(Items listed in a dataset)
==*==

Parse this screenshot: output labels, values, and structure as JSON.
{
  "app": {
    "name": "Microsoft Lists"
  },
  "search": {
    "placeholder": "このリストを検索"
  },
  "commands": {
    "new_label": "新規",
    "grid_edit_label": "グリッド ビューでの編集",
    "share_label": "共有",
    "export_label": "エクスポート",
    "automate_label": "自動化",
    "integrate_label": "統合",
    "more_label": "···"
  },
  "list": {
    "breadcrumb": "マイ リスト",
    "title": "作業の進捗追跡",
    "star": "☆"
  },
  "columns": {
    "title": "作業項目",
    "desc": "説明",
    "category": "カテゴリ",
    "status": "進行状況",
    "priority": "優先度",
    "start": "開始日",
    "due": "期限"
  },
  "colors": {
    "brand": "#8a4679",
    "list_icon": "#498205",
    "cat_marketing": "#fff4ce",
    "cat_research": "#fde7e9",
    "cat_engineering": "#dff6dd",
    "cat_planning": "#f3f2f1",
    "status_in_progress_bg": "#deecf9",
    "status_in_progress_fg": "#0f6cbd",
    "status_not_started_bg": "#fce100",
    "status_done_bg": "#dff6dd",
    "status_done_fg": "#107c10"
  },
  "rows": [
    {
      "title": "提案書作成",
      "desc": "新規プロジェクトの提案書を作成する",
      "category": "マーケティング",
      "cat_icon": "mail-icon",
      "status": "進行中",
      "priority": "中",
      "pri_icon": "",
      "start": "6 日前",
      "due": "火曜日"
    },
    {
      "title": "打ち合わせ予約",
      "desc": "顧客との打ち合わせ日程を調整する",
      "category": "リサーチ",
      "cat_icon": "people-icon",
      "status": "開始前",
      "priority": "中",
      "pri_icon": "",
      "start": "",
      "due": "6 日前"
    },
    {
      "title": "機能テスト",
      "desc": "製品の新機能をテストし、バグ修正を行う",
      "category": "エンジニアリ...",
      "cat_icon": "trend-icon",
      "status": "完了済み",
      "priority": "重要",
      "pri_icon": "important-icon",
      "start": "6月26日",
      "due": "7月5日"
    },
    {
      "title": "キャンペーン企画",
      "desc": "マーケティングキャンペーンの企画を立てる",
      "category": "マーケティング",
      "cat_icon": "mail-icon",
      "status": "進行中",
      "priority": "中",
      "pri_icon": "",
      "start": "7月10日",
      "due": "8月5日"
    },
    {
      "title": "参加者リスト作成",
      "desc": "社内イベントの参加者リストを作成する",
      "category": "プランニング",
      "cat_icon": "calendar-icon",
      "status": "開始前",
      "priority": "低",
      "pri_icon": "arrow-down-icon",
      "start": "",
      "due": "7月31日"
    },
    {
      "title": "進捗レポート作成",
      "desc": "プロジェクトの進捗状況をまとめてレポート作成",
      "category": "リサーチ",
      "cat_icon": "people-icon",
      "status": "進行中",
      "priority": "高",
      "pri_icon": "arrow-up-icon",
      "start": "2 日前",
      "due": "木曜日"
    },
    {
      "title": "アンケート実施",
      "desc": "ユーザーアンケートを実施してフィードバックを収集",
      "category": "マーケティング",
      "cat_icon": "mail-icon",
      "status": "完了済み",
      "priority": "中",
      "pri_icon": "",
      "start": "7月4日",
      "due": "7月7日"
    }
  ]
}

==*==

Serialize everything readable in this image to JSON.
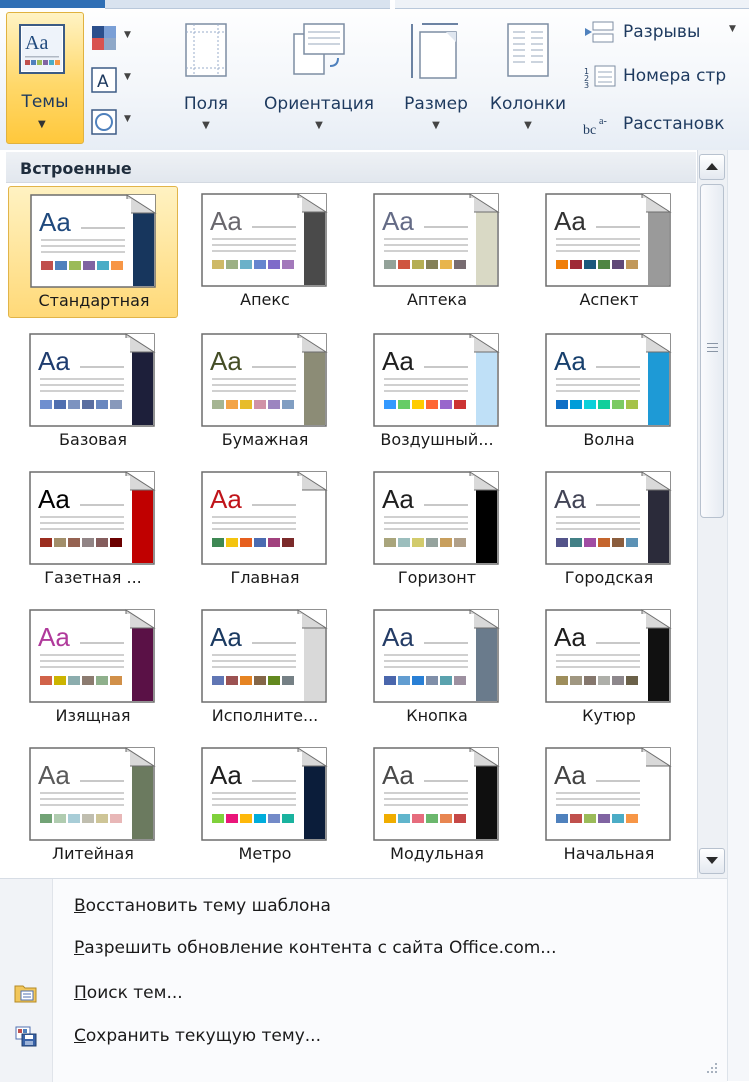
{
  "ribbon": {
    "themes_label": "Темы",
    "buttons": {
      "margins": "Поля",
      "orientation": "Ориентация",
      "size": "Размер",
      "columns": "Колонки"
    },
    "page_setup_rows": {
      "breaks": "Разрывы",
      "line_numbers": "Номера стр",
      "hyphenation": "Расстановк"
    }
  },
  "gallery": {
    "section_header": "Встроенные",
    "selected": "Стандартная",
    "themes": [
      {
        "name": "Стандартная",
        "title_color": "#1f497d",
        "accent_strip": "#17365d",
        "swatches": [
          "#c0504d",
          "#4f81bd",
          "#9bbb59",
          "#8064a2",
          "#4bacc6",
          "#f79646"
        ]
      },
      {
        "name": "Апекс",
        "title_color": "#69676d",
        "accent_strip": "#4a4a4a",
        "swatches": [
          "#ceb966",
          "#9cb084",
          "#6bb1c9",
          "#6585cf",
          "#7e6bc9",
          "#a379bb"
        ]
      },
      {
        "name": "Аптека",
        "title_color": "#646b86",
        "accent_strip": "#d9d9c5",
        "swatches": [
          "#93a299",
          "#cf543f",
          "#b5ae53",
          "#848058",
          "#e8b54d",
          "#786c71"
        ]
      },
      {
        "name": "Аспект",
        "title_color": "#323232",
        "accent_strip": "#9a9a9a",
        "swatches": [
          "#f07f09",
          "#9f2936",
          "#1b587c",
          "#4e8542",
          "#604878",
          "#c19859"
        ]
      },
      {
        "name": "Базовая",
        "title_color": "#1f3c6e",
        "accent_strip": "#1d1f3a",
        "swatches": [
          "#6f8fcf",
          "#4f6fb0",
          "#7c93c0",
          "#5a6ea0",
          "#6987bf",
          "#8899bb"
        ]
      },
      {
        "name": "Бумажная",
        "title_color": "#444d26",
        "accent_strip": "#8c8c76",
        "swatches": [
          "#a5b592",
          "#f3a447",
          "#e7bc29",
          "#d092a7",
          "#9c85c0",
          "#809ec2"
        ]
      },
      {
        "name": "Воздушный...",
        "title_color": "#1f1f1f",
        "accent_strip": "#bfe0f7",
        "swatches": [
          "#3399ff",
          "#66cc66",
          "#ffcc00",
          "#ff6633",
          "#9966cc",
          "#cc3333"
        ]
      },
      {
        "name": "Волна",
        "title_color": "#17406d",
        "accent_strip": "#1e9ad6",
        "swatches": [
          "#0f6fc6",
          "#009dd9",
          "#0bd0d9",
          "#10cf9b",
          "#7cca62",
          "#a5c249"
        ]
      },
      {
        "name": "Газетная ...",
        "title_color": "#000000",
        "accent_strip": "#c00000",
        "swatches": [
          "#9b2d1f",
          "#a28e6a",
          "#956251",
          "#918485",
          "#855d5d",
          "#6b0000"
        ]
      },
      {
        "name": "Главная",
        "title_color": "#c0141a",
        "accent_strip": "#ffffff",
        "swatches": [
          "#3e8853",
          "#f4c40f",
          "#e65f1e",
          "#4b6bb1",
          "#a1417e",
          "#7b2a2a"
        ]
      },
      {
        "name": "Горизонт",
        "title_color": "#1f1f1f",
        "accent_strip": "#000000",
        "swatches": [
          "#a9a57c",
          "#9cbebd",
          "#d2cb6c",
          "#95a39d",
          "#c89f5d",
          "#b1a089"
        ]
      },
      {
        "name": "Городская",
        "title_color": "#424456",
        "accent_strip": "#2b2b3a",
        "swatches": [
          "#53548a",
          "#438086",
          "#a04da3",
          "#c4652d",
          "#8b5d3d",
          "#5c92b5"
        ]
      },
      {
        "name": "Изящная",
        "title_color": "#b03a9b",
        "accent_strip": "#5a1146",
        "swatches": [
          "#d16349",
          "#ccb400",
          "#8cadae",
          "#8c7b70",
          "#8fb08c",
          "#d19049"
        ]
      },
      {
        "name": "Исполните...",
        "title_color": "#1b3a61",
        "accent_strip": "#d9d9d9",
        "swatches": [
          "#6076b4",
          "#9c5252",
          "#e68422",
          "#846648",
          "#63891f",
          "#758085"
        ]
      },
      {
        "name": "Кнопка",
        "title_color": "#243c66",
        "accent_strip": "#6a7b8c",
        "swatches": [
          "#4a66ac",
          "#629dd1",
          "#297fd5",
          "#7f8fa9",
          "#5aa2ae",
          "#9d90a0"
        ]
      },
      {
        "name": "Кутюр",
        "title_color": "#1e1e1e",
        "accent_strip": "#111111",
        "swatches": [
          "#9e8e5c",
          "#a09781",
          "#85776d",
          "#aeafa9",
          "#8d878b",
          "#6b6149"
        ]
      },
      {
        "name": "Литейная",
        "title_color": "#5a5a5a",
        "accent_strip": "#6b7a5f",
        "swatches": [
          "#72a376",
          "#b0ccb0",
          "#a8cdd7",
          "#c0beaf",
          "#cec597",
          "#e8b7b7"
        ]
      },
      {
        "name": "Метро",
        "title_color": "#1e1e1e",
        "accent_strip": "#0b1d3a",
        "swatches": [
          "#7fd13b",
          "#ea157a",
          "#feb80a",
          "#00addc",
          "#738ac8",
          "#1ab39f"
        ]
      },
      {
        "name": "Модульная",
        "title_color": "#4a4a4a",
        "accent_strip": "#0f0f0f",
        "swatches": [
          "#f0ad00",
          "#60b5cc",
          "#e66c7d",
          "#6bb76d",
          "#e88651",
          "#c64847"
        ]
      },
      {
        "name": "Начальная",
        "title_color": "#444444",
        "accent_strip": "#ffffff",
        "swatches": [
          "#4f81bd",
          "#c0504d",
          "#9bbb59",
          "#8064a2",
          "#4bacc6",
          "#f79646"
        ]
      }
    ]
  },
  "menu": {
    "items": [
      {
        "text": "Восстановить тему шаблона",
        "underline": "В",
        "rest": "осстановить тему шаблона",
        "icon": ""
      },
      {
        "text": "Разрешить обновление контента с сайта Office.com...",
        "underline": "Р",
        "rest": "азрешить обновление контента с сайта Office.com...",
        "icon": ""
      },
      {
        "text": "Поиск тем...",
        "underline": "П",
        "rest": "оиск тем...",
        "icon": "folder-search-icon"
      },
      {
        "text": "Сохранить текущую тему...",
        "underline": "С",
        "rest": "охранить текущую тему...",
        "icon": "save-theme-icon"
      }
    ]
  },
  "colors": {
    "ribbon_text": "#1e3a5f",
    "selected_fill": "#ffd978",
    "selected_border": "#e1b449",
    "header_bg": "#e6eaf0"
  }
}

==*==

_Challenge:_
Say, as a number only, how many lines of the data contain "desc".

_Solution below:_
8